> **Collected data entries**:

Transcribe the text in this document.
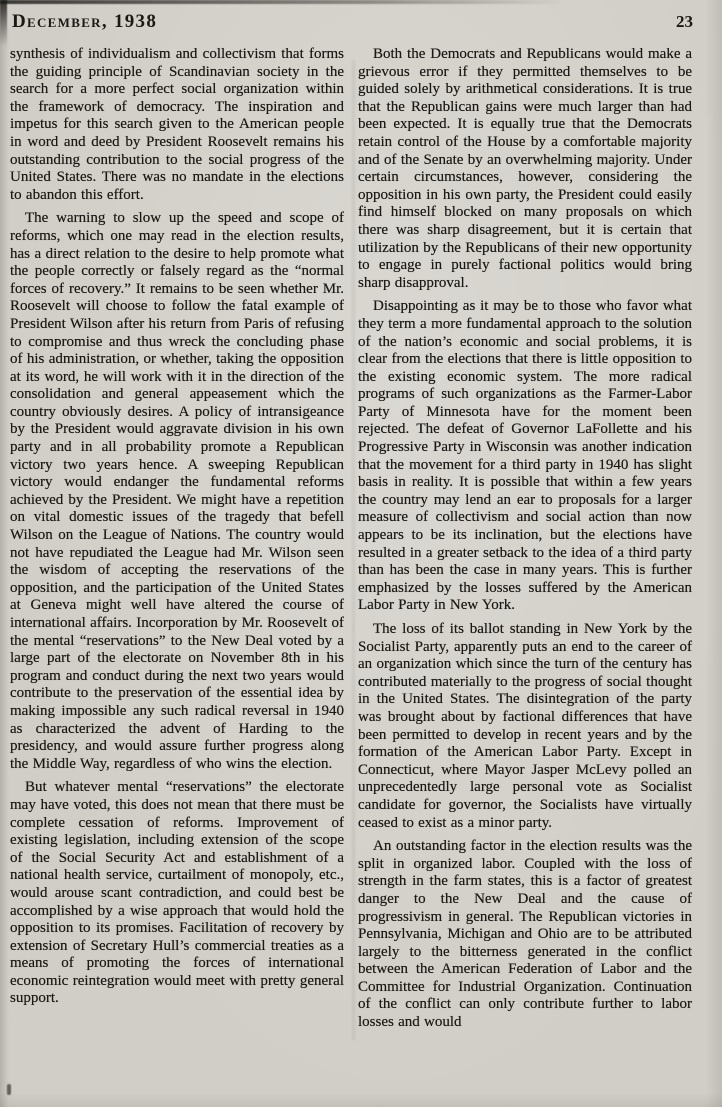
December, 1938	23

synthesis of individualism and collectivism that forms the guiding principle of Scandinavian society in the search for a more perfect social organization within the framework of democracy. The inspiration and impetus for this search given to the American people in word and deed by President Roosevelt remains his outstanding contribution to the social progress of the United States. There was no mandate in the elections to abandon this effort.

The warning to slow up the speed and scope of reforms, which one may read in the election results, has a direct relation to the desire to help promote what the people correctly or falsely regard as the “normal forces of recovery.” It remains to be seen whether Mr. Roosevelt will choose to follow the fatal example of President Wilson after his return from Paris of refusing to compromise and thus wreck the concluding phase of his administration, or whether, taking the opposition at its word, he will work with it in the direction of the consolidation and general appeasement which the country obviously desires. A policy of intransigeance by the President would aggravate division in his own party and in all probability promote a Republican victory two years hence. A sweeping Republican victory would endanger the fundamental reforms achieved by the President. We might have a repetition on vital domestic issues of the tragedy that befell Wilson on the League of Nations. The country would not have repudiated the League had Mr. Wilson seen the wisdom of accepting the reservations of the opposition, and the participation of the United States at Geneva might well have altered the course of international affairs. Incorporation by Mr. Roosevelt of the mental “reservations” to the New Deal voted by a large part of the electorate on November 8th in his program and conduct during the next two years would contribute to the preservation of the essential idea by making impossible any such radical reversal in 1940 as characterized the advent of Harding to the presidency, and would assure further progress along the Middle Way, regardless of who wins the election.

But whatever mental “reservations” the electorate may have voted, this does not mean that there must be complete cessation of reforms. Improvement of existing legislation, including extension of the scope of the Social Security Act and establishment of a national health service, curtailment of monopoly, etc., would arouse scant contradiction, and could best be accomplished by a wise approach that would hold the opposition to its promises. Facilitation of recovery by extension of Secretary Hull’s commercial treaties as a means of promoting the forces of international economic reintegration would meet with pretty general support.

Both the Democrats and Republicans would make a grievous error if they permitted themselves to be guided solely by arithmetical considerations. It is true that the Republican gains were much larger than had been expected. It is equally true that the Democrats retain control of the House by a comfortable majority and of the Senate by an overwhelming majority. Under certain circumstances, however, considering the opposition in his own party, the President could easily find himself blocked on many proposals on which there was sharp disagreement, but it is certain that utilization by the Republicans of their new opportunity to engage in purely factional politics would bring sharp disapproval.

Disappointing as it may be to those who favor what they term a more fundamental approach to the solution of the nation’s economic and social problems, it is clear from the elections that there is little opposition to the existing economic system. The more radical programs of such organizations as the Farmer-Labor Party of Minnesota have for the moment been rejected. The defeat of Governor LaFollette and his Progressive Party in Wisconsin was another indication that the movement for a third party in 1940 has slight basis in reality. It is possible that within a few years the country may lend an ear to proposals for a larger measure of collectivism and social action than now appears to be its inclination, but the elections have resulted in a greater setback to the idea of a third party than has been the case in many years. This is further emphasized by the losses suffered by the American Labor Party in New York.

The loss of its ballot standing in New York by the Socialist Party, apparently puts an end to the career of an organization which since the turn of the century has contributed materially to the progress of social thought in the United States. The disintegration of the party was brought about by factional differences that have been permitted to develop in recent years and by the formation of the American Labor Party. Except in Connecticut, where Mayor Jasper McLevy polled an unprecedentedly large personal vote as Socialist candidate for governor, the Socialists have virtually ceased to exist as a minor party.

An outstanding factor in the election results was the split in organized labor. Coupled with the loss of strength in the farm states, this is a factor of greatest danger to the New Deal and the cause of progressivism in general. The Republican victories in Pennsylvania, Michigan and Ohio are to be attributed largely to the bitterness generated in the conflict between the American Federation of Labor and the Committee for Industrial Organization. Continuation of the conflict can only contribute further to labor losses and would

> **Goal**:
Set down every record once more, word for word, without pictures.

> **Reply**:
Transcribe the text in this document.
December, 1938	23

synthesis of individualism and collectivism that forms the guiding principle of Scandinavian society in the search for a more perfect social organization within the framework of democracy. The inspiration and impetus for this search given to the American people in word and deed by President Roosevelt remains his outstanding contribution to the social progress of the United States. There was no mandate in the elections to abandon this effort.

The warning to slow up the speed and scope of reforms, which one may read in the election results, has a direct relation to the desire to help promote what the people correctly or falsely regard as the “normal forces of recovery.” It remains to be seen whether Mr. Roosevelt will choose to follow the fatal example of President Wilson after his return from Paris of refusing to compromise and thus wreck the concluding phase of his administration, or whether, taking the opposition at its word, he will work with it in the direction of the consolidation and general appeasement which the country obviously desires. A policy of intransigeance by the President would aggravate division in his own party and in all probability promote a Republican victory two years hence. A sweeping Republican victory would endanger the fundamental reforms achieved by the President. We might have a repetition on vital domestic issues of the tragedy that befell Wilson on the League of Nations. The country would not have repudiated the League had Mr. Wilson seen the wisdom of accepting the reservations of the opposition, and the participation of the United States at Geneva might well have altered the course of international affairs. Incorporation by Mr. Roosevelt of the mental “reservations” to the New Deal voted by a large part of the electorate on November 8th in his program and conduct during the next two years would contribute to the preservation of the essential idea by making impossible any such radical reversal in 1940 as characterized the advent of Harding to the presidency, and would assure further progress along the Middle Way, regardless of who wins the election.

But whatever mental “reservations” the electorate may have voted, this does not mean that there must be complete cessation of reforms. Improvement of existing legislation, including extension of the scope of the Social Security Act and establishment of a national health service, curtailment of monopoly, etc., would arouse scant contradiction, and could best be accomplished by a wise approach that would hold the opposition to its promises. Facilitation of recovery by extension of Secretary Hull’s commercial treaties as a means of promoting the forces of international economic reintegration would meet with pretty general support.

Both the Democrats and Republicans would make a grievous error if they permitted themselves to be guided solely by arithmetical considerations. It is true that the Republican gains were much larger than had been expected. It is equally true that the Democrats retain control of the House by a comfortable majority and of the Senate by an overwhelming majority. Under certain circumstances, however, considering the opposition in his own party, the President could easily find himself blocked on many proposals on which there was sharp disagreement, but it is certain that utilization by the Republicans of their new opportunity to engage in purely factional politics would bring sharp disapproval.

Disappointing as it may be to those who favor what they term a more fundamental approach to the solution of the nation’s economic and social problems, it is clear from the elections that there is little opposition to the existing economic system. The more radical programs of such organizations as the Farmer-Labor Party of Minnesota have for the moment been rejected. The defeat of Governor LaFollette and his Progressive Party in Wisconsin was another indication that the movement for a third party in 1940 has slight basis in reality. It is possible that within a few years the country may lend an ear to proposals for a larger measure of collectivism and social action than now appears to be its inclination, but the elections have resulted in a greater setback to the idea of a third party than has been the case in many years. This is further emphasized by the losses suffered by the American Labor Party in New York.

The loss of its ballot standing in New York by the Socialist Party, apparently puts an end to the career of an organization which since the turn of the century has contributed materially to the progress of social thought in the United States. The disintegration of the party was brought about by factional differences that have been permitted to develop in recent years and by the formation of the American Labor Party. Except in Connecticut, where Mayor Jasper McLevy polled an unprecedentedly large personal vote as Socialist candidate for governor, the Socialists have virtually ceased to exist as a minor party.

An outstanding factor in the election results was the split in organized labor. Coupled with the loss of strength in the farm states, this is a factor of greatest danger to the New Deal and the cause of progressivism in general. The Republican victories in Pennsylvania, Michigan and Ohio are to be attributed largely to the bitterness generated in the conflict between the American Federation of Labor and the Committee for Industrial Organization. Continuation of the conflict can only contribute further to labor losses and would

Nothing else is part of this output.